# Material to process

##########

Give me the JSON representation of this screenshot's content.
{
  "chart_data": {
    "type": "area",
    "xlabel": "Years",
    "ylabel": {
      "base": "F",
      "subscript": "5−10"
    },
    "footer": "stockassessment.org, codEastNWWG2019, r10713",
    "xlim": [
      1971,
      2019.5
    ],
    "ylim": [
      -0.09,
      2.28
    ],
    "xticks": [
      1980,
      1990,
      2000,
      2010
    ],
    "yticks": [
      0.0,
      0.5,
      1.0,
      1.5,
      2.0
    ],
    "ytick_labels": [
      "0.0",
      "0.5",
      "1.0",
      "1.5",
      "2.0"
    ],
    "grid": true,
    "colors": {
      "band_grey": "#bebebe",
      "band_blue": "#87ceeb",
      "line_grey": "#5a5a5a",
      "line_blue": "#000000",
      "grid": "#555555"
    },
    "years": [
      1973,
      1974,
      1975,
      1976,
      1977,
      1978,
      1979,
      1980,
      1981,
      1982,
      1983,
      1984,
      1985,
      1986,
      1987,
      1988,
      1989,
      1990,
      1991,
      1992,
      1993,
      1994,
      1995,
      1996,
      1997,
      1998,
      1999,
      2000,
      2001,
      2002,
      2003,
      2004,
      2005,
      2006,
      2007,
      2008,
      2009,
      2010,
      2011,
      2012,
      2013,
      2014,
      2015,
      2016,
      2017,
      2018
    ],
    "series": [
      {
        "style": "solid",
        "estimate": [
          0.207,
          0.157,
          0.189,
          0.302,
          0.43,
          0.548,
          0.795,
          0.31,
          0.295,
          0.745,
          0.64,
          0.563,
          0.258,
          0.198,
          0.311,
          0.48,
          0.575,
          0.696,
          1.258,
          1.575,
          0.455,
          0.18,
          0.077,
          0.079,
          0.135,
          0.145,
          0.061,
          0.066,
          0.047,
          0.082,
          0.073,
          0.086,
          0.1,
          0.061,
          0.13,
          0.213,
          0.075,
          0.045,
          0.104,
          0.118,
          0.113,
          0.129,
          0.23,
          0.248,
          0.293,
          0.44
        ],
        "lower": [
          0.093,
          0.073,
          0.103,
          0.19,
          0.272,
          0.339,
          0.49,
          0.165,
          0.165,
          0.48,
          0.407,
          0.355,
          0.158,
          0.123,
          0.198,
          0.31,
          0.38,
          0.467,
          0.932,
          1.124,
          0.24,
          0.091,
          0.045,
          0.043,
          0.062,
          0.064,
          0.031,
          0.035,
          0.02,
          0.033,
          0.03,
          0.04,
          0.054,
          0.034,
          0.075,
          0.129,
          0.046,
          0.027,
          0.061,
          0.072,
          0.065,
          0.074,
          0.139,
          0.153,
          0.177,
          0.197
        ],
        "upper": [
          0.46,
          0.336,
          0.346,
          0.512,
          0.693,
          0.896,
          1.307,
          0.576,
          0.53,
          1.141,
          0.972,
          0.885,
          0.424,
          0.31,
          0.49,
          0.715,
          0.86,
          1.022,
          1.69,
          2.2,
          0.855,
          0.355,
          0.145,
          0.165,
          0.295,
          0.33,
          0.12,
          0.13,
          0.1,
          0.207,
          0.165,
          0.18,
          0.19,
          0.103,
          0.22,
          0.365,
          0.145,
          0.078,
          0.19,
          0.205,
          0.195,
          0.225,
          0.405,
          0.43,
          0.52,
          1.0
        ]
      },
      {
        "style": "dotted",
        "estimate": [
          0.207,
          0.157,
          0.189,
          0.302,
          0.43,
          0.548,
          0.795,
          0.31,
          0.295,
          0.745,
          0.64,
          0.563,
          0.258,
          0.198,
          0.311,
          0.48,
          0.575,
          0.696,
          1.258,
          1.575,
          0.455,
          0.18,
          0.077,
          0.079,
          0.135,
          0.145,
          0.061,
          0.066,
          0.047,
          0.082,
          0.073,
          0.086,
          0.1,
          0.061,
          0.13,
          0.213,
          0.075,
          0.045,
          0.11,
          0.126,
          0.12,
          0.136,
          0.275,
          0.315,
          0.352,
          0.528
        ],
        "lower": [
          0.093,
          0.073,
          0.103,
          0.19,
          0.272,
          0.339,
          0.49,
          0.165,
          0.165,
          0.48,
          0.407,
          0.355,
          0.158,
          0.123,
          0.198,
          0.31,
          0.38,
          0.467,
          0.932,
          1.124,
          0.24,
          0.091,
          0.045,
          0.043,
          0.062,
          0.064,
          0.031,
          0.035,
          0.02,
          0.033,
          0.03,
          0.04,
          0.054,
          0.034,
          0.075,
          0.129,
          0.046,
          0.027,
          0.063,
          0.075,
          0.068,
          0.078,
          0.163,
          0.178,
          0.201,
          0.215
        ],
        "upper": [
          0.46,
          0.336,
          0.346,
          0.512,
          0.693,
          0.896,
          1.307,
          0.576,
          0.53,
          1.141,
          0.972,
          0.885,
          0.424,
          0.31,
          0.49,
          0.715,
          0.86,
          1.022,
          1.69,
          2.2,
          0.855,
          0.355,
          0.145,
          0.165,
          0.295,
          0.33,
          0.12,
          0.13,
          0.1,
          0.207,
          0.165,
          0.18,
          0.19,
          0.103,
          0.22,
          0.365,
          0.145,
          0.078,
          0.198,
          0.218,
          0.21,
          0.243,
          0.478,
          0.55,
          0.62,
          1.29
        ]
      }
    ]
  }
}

##########

# Brief
Your task is to quote all of the data word for word.

# Exercise output
Give me the JSON representation of this screenshot's content.
{
  "chart_data": {
    "type": "area",
    "xlabel": "Years",
    "ylabel": {
      "base": "F",
      "subscript": "5−10"
    },
    "footer": "stockassessment.org, codEastNWWG2019, r10713",
    "xlim": [
      1971,
      2019.5
    ],
    "ylim": [
      -0.09,
      2.28
    ],
    "xticks": [
      1980,
      1990,
      2000,
      2010
    ],
    "yticks": [
      0.0,
      0.5,
      1.0,
      1.5,
      2.0
    ],
    "ytick_labels": [
      "0.0",
      "0.5",
      "1.0",
      "1.5",
      "2.0"
    ],
    "grid": true,
    "colors": {
      "band_grey": "#bebebe",
      "band_blue": "#87ceeb",
      "line_grey": "#5a5a5a",
      "line_blue": "#000000",
      "grid": "#555555"
    },
    "years": [
      1973,
      1974,
      1975,
      1976,
      1977,
      1978,
      1979,
      1980,
      1981,
      1982,
      1983,
      1984,
      1985,
      1986,
      1987,
      1988,
      1989,
      1990,
      1991,
      1992,
      1993,
      1994,
      1995,
      1996,
      1997,
      1998,
      1999,
      2000,
      2001,
      2002,
      2003,
      2004,
      2005,
      2006,
      2007,
      2008,
      2009,
      2010,
      2011,
      2012,
      2013,
      2014,
      2015,
      2016,
      2017,
      2018
    ],
    "series": [
      {
        "style": "solid",
        "estimate": [
          0.207,
          0.157,
          0.189,
          0.302,
          0.43,
          0.548,
          0.795,
          0.31,
          0.295,
          0.745,
          0.64,
          0.563,
          0.258,
          0.198,
          0.311,
          0.48,
          0.575,
          0.696,
          1.258,
          1.575,
          0.455,
          0.18,
          0.077,
          0.079,
          0.135,
          0.145,
          0.061,
          0.066,
          0.047,
          0.082,
          0.073,
          0.086,
          0.1,
          0.061,
          0.13,
          0.213,
          0.075,
          0.045,
          0.104,
          0.118,
          0.113,
          0.129,
          0.23,
          0.248,
          0.293,
          0.44
        ],
        "lower": [
          0.093,
          0.073,
          0.103,
          0.19,
          0.272,
          0.339,
          0.49,
          0.165,
          0.165,
          0.48,
          0.407,
          0.355,
          0.158,
          0.123,
          0.198,
          0.31,
          0.38,
          0.467,
          0.932,
          1.124,
          0.24,
          0.091,
          0.045,
          0.043,
          0.062,
          0.064,
          0.031,
          0.035,
          0.02,
          0.033,
          0.03,
          0.04,
          0.054,
          0.034,
          0.075,
          0.129,
          0.046,
          0.027,
          0.061,
          0.072,
          0.065,
          0.074,
          0.139,
          0.153,
          0.177,
          0.197
        ],
        "upper": [
          0.46,
          0.336,
          0.346,
          0.512,
          0.693,
          0.896,
          1.307,
          0.576,
          0.53,
          1.141,
          0.972,
          0.885,
          0.424,
          0.31,
          0.49,
          0.715,
          0.86,
          1.022,
          1.69,
          2.2,
          0.855,
          0.355,
          0.145,
          0.165,
          0.295,
          0.33,
          0.12,
          0.13,
          0.1,
          0.207,
          0.165,
          0.18,
          0.19,
          0.103,
          0.22,
          0.365,
          0.145,
          0.078,
          0.19,
          0.205,
          0.195,
          0.225,
          0.405,
          0.43,
          0.52,
          1.0
        ]
      },
      {
        "style": "dotted",
        "estimate": [
          0.207,
          0.157,
          0.189,
          0.302,
          0.43,
          0.548,
          0.795,
          0.31,
          0.295,
          0.745,
          0.64,
          0.563,
          0.258,
          0.198,
          0.311,
          0.48,
          0.575,
          0.696,
          1.258,
          1.575,
          0.455,
          0.18,
          0.077,
          0.079,
          0.135,
          0.145,
          0.061,
          0.066,
          0.047,
          0.082,
          0.073,
          0.086,
          0.1,
          0.061,
          0.13,
          0.213,
          0.075,
          0.045,
          0.11,
          0.126,
          0.12,
          0.136,
          0.275,
          0.315,
          0.352,
          0.528
        ],
        "lower": [
          0.093,
          0.073,
          0.103,
          0.19,
          0.272,
          0.339,
          0.49,
          0.165,
          0.165,
          0.48,
          0.407,
          0.355,
          0.158,
          0.123,
          0.198,
          0.31,
          0.38,
          0.467,
          0.932,
          1.124,
          0.24,
          0.091,
          0.045,
          0.043,
          0.062,
          0.064,
          0.031,
          0.035,
          0.02,
          0.033,
          0.03,
          0.04,
          0.054,
          0.034,
          0.075,
          0.129,
          0.046,
          0.027,
          0.063,
          0.075,
          0.068,
          0.078,
          0.163,
          0.178,
          0.201,
          0.215
        ],
        "upper": [
          0.46,
          0.336,
          0.346,
          0.512,
          0.693,
          0.896,
          1.307,
          0.576,
          0.53,
          1.141,
          0.972,
          0.885,
          0.424,
          0.31,
          0.49,
          0.715,
          0.86,
          1.022,
          1.69,
          2.2,
          0.855,
          0.355,
          0.145,
          0.165,
          0.295,
          0.33,
          0.12,
          0.13,
          0.1,
          0.207,
          0.165,
          0.18,
          0.19,
          0.103,
          0.22,
          0.365,
          0.145,
          0.078,
          0.198,
          0.218,
          0.21,
          0.243,
          0.478,
          0.55,
          0.62,
          1.29
        ]
      }
    ]
  }
}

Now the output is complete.